··· Records for the task ···

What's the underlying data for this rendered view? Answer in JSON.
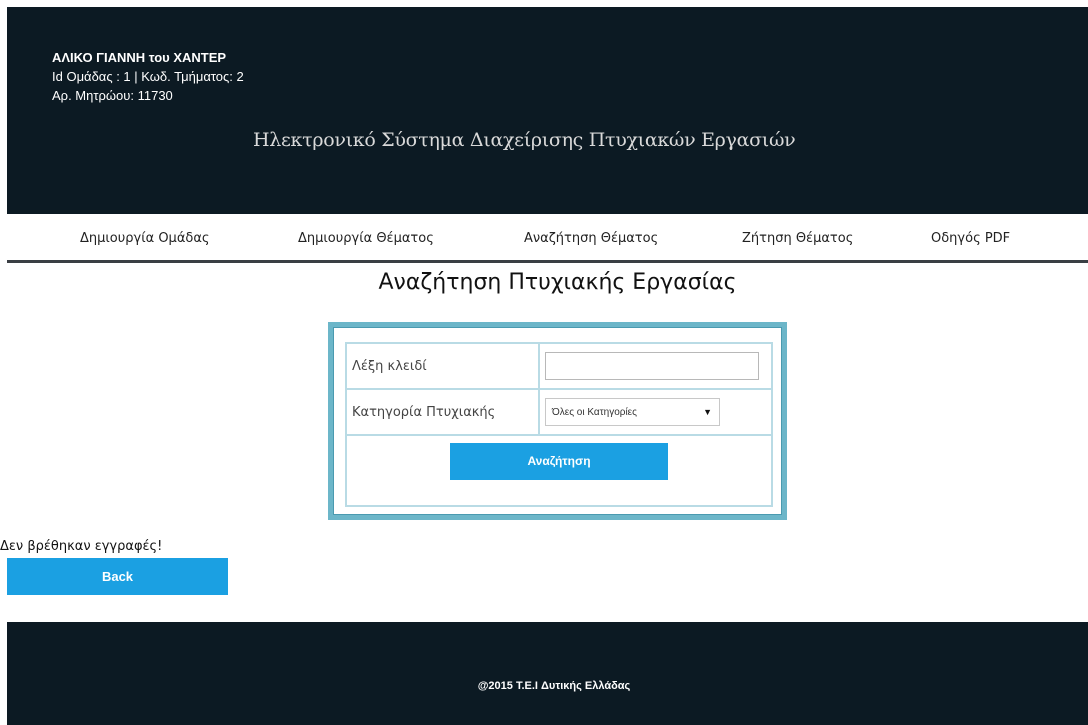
{
  "header": {
    "user_name": "ΑΛΙΚΟ ΓΙΑΝΝΗ του ΧΑΝΤΕΡ",
    "group_info": "Id Ομάδας : 1 | Κωδ. Τμήματος: 2",
    "registry_number": "Αρ. Μητρώου: 11730",
    "system_title": "Ηλεκτρονικό Σύστημα Διαχείρισης Πτυχιακών Εργασιών"
  },
  "nav": {
    "items": [
      {
        "label": "Δημιουργία Ομάδας"
      },
      {
        "label": "Δημιουργία Θέματος"
      },
      {
        "label": "Αναζήτηση Θέματος"
      },
      {
        "label": "Ζήτηση Θέματος"
      },
      {
        "label": "Οδηγός PDF"
      }
    ]
  },
  "main": {
    "title": "Αναζήτηση Πτυχιακής Εργασίας",
    "search_form": {
      "keyword_label": "Λέξη κλειδί",
      "keyword_value": "",
      "category_label": "Κατηγορία Πτυχιακής",
      "category_selected": "Όλες οι Κατηγορίες",
      "submit_label": "Αναζήτηση"
    },
    "no_records_message": "Δεν βρέθηκαν εγγραφές!",
    "back_label": "Back"
  },
  "footer": {
    "copyright": "@2015 T.E.I Δυτικής Ελλάδας"
  },
  "colors": {
    "header_bg": "#0c1a23",
    "accent": "#1ba0e2",
    "form_border": "#6cb6c9"
  },
  "icons": {
    "select_caret": "caret-down-icon"
  }
}
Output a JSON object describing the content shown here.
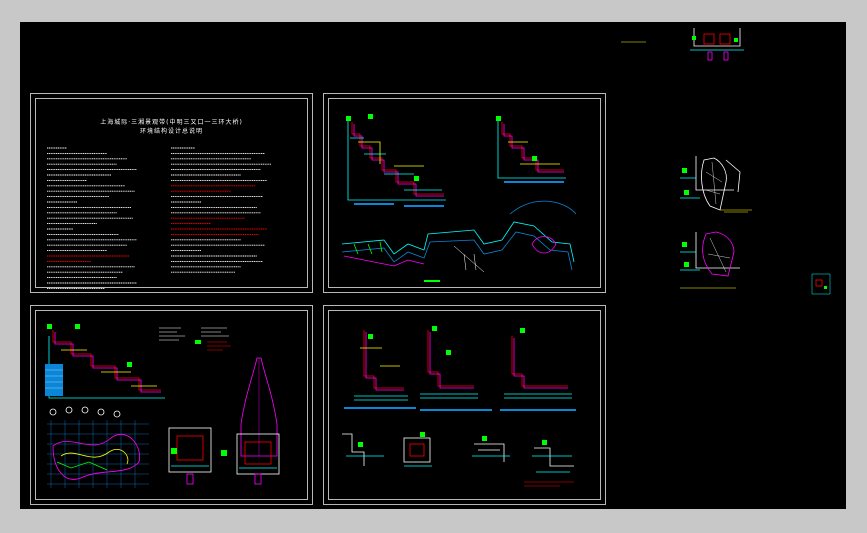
{
  "drawing": {
    "title_line_1": "上海城际·三湘景观带(中明三又口一三环大桥)",
    "title_line_2": "环境结构设计总说明"
  },
  "colors": {
    "background": "#000000",
    "frame": "#c8c8c8",
    "sheet_border": "#b8b8b8",
    "cyan": "#00ffff",
    "green": "#00ff00",
    "red": "#ff0000",
    "magenta": "#ff00ff",
    "yellow": "#ffff00",
    "blue": "#0a86d8",
    "white": "#ffffff"
  },
  "sheets": [
    {
      "name": "design-notes-sheet",
      "icon": "text-notes-icon"
    },
    {
      "name": "section-details-sheet",
      "icon": "cad-section-icon"
    },
    {
      "name": "plan-and-details-sheet",
      "icon": "cad-plan-icon"
    },
    {
      "name": "wall-sections-sheet",
      "icon": "cad-section-icon"
    }
  ]
}
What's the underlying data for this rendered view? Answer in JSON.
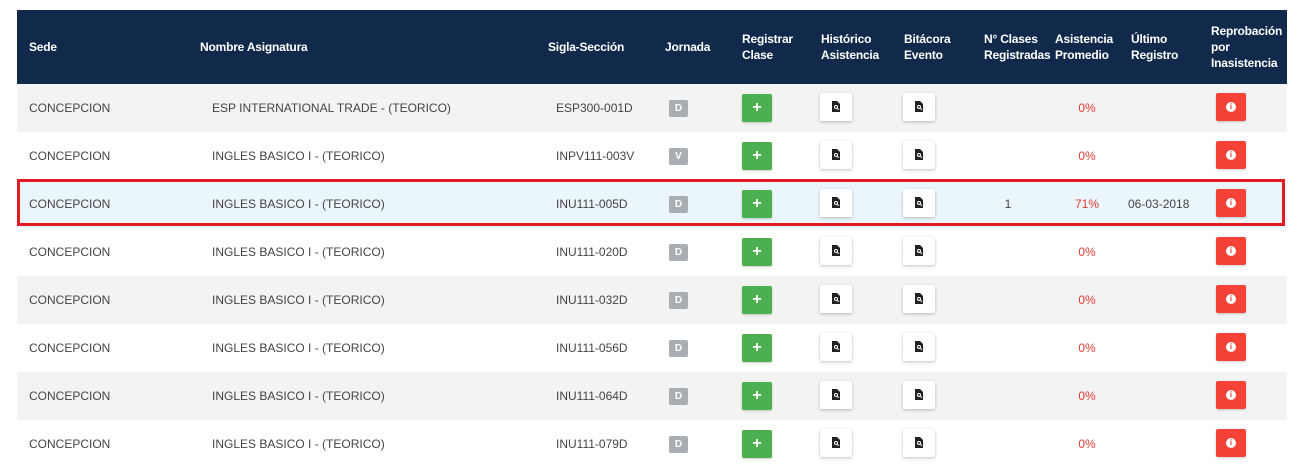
{
  "table": {
    "headers": {
      "sede": "Sede",
      "nombre": "Nombre Asignatura",
      "sigla": "Sigla-Sección",
      "jornada": "Jornada",
      "registrar_1": "Registrar",
      "registrar_2": "Clase",
      "historico_1": "Histórico",
      "historico_2": "Asistencia",
      "bitacora_1": "Bitácora",
      "bitacora_2": "Evento",
      "clases_1": "N° Clases",
      "clases_2": "Registradas",
      "asistencia_1": "Asistencia",
      "asistencia_2": "Promedio",
      "ultimo_1": "Último",
      "ultimo_2": "Registro",
      "reprobacion_1": "Reprobación",
      "reprobacion_2": "por",
      "reprobacion_3": "Inasistencia"
    },
    "rows": [
      {
        "sede": "CONCEPCION",
        "nombre": "ESP INTERNATIONAL TRADE - (TEORICO)",
        "sigla": "ESP300-001D",
        "jornada": "D",
        "registrar": "+",
        "clases": "",
        "asistencia": "0%",
        "ultimo": "",
        "info": "i"
      },
      {
        "sede": "CONCEPCION",
        "nombre": "INGLES BASICO I - (TEORICO)",
        "sigla": "INPV111-003V",
        "jornada": "V",
        "registrar": "+",
        "clases": "",
        "asistencia": "0%",
        "ultimo": "",
        "info": "i"
      },
      {
        "sede": "CONCEPCION",
        "nombre": "INGLES BASICO I - (TEORICO)",
        "sigla": "INU111-005D",
        "jornada": "D",
        "registrar": "+",
        "clases": "1",
        "asistencia": "71%",
        "ultimo": "06-03-2018",
        "info": "i"
      },
      {
        "sede": "CONCEPCION",
        "nombre": "INGLES BASICO I - (TEORICO)",
        "sigla": "INU111-020D",
        "jornada": "D",
        "registrar": "+",
        "clases": "",
        "asistencia": "0%",
        "ultimo": "",
        "info": "i"
      },
      {
        "sede": "CONCEPCION",
        "nombre": "INGLES BASICO I - (TEORICO)",
        "sigla": "INU111-032D",
        "jornada": "D",
        "registrar": "+",
        "clases": "",
        "asistencia": "0%",
        "ultimo": "",
        "info": "i"
      },
      {
        "sede": "CONCEPCION",
        "nombre": "INGLES BASICO I - (TEORICO)",
        "sigla": "INU111-056D",
        "jornada": "D",
        "registrar": "+",
        "clases": "",
        "asistencia": "0%",
        "ultimo": "",
        "info": "i"
      },
      {
        "sede": "CONCEPCION",
        "nombre": "INGLES BASICO I - (TEORICO)",
        "sigla": "INU111-064D",
        "jornada": "D",
        "registrar": "+",
        "clases": "",
        "asistencia": "0%",
        "ultimo": "",
        "info": "i"
      },
      {
        "sede": "CONCEPCION",
        "nombre": "INGLES BASICO I - (TEORICO)",
        "sigla": "INU111-079D",
        "jornada": "D",
        "registrar": "+",
        "clases": "",
        "asistencia": "0%",
        "ultimo": "",
        "info": "i"
      }
    ]
  },
  "colors": {
    "header_bg": "#11294b",
    "add_green": "#4caf50",
    "info_red": "#f44336",
    "percent_red": "#e53935",
    "highlight_border": "#e21b23"
  },
  "icons": {
    "registrar": "plus-icon",
    "historico": "document-search-icon",
    "bitacora": "document-search-icon",
    "reprobacion": "info-circle-icon"
  }
}
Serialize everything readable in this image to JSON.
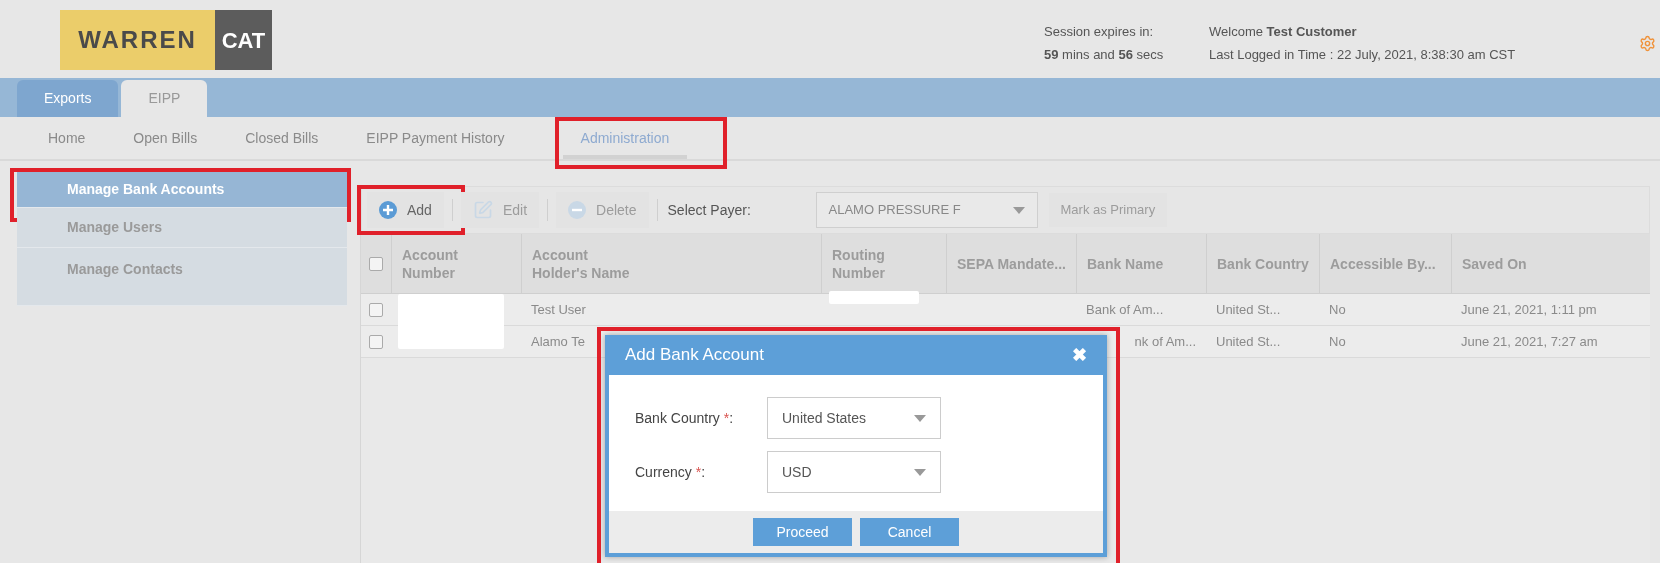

···

• _Given instruction_
Transcribe the complete set of entries verbatim. No pictures belong in the copy.

• _Answer_
What's the underlying data for this rendered view? Answer in JSON.
{
  "header": {
    "user_name": "ΑΛΙΚΟ ΓΙΑΝΝΗ του ΧΑΝΤΕΡ",
    "group_info": "Id Ομάδας : 1 | Κωδ. Τμήματος: 2",
    "registry_number": "Αρ. Μητρώου: 11730",
    "system_title": "Ηλεκτρονικό Σύστημα Διαχείρισης Πτυχιακών Εργασιών"
  },
  "nav": {
    "items": [
      {
        "label": "Δημιουργία Ομάδας"
      },
      {
        "label": "Δημιουργία Θέματος"
      },
      {
        "label": "Αναζήτηση Θέματος"
      },
      {
        "label": "Ζήτηση Θέματος"
      },
      {
        "label": "Οδηγός PDF"
      }
    ]
  },
  "main": {
    "title": "Αναζήτηση Πτυχιακής Εργασίας",
    "search_form": {
      "keyword_label": "Λέξη κλειδί",
      "keyword_value": "",
      "category_label": "Κατηγορία Πτυχιακής",
      "category_selected": "Όλες οι Κατηγορίες",
      "submit_label": "Αναζήτηση"
    },
    "no_records_message": "Δεν βρέθηκαν εγγραφές!",
    "back_label": "Back"
  },
  "footer": {
    "copyright": "@2015 T.E.I Δυτικής Ελλάδας"
  },
  "colors": {
    "header_bg": "#0c1a23",
    "accent": "#1ba0e2",
    "form_border": "#6cb6c9"
  },
  "icons": {
    "select_caret": "caret-down-icon"
  }
}
Output a JSON object describing the content shown here.
{
  "drawing": {
    "title_line_1": "上海城际·三湘景观带(中明三又口一三环大桥)",
    "title_line_2": "环境结构设计总说明"
  },
  "colors": {
    "background": "#000000",
    "frame": "#c8c8c8",
    "sheet_border": "#b8b8b8",
    "cyan": "#00ffff",
    "green": "#00ff00",
    "red": "#ff0000",
    "magenta": "#ff00ff",
    "yellow": "#ffff00",
    "blue": "#0a86d8",
    "white": "#ffffff"
  },
  "sheets": [
    {
      "name": "design-notes-sheet",
      "icon": "text-notes-icon"
    },
    {
      "name": "section-details-sheet",
      "icon": "cad-section-icon"
    },
    {
      "name": "plan-and-details-sheet",
      "icon": "cad-plan-icon"
    },
    {
      "name": "wall-sections-sheet",
      "icon": "cad-section-icon"
    }
  ]
}
What's the underlying data for this rendered view? Answer in JSON.
{
  "table": {
    "headers": {
      "sede": "Sede",
      "nombre": "Nombre Asignatura",
      "sigla": "Sigla-Sección",
      "jornada": "Jornada",
      "registrar_1": "Registrar",
      "registrar_2": "Clase",
      "historico_1": "Histórico",
      "historico_2": "Asistencia",
      "bitacora_1": "Bitácora",
      "bitacora_2": "Evento",
      "clases_1": "N° Clases",
      "clases_2": "Registradas",
      "asistencia_1": "Asistencia",
      "asistencia_2": "Promedio",
      "ultimo_1": "Último",
      "ultimo_2": "Registro",
      "reprobacion_1": "Reprobación",
      "reprobacion_2": "por",
      "reprobacion_3": "Inasistencia"
    },
    "rows": [
      {
        "sede": "CONCEPCION",
        "nombre": "ESP INTERNATIONAL TRADE - (TEORICO)",
        "sigla": "ESP300-001D",
        "jornada": "D",
        "registrar": "+",
        "clases": "",
        "asistencia": "0%",
        "ultimo": "",
        "info": "i"
      },
      {
        "sede": "CONCEPCION",
        "nombre": "INGLES BASICO I - (TEORICO)",
        "sigla": "INPV111-003V",
        "jornada": "V",
        "registrar": "+",
        "clases": "",
        "asistencia": "0%",
        "ultimo": "",
        "info": "i"
      },
      {
        "sede": "CONCEPCION",
        "nombre": "INGLES BASICO I - (TEORICO)",
        "sigla": "INU111-005D",
        "jornada": "D",
        "registrar": "+",
        "clases": "1",
        "asistencia": "71%",
        "ultimo": "06-03-2018",
        "info": "i"
      },
      {
        "sede": "CONCEPCION",
        "nombre": "INGLES BASICO I - (TEORICO)",
        "sigla": "INU111-020D",
        "jornada": "D",
        "registrar": "+",
        "clases": "",
        "asistencia": "0%",
        "ultimo": "",
        "info": "i"
      },
      {
        "sede": "CONCEPCION",
        "nombre": "INGLES BASICO I - (TEORICO)",
        "sigla": "INU111-032D",
        "jornada": "D",
        "registrar": "+",
        "clases": "",
        "asistencia": "0%",
        "ultimo": "",
        "info": "i"
      },
      {
        "sede": "CONCEPCION",
        "nombre": "INGLES BASICO I - (TEORICO)",
        "sigla": "INU111-056D",
        "jornada": "D",
        "registrar": "+",
        "clases": "",
        "asistencia": "0%",
        "ultimo": "",
        "info": "i"
      },
      {
        "sede": "CONCEPCION",
        "nombre": "INGLES BASICO I - (TEORICO)",
        "sigla": "INU111-064D",
        "jornada": "D",
        "registrar": "+",
        "clases": "",
        "asistencia": "0%",
        "ultimo": "",
        "info": "i"
      },
      {
        "sede": "CONCEPCION",
        "nombre": "INGLES BASICO I - (TEORICO)",
        "sigla": "INU111-079D",
        "jornada": "D",
        "registrar": "+",
        "clases": "",
        "asistencia": "0%",
        "ultimo": "",
        "info": "i"
      }
    ]
  },
  "colors": {
    "header_bg": "#11294b",
    "add_green": "#4caf50",
    "info_red": "#f44336",
    "percent_red": "#e53935",
    "highlight_border": "#e21b23"
  },
  "icons": {
    "registrar": "plus-icon",
    "historico": "document-search-icon",
    "bitacora": "document-search-icon",
    "reprobacion": "info-circle-icon"
  }
}
Serialize everything readable in this image to JSON.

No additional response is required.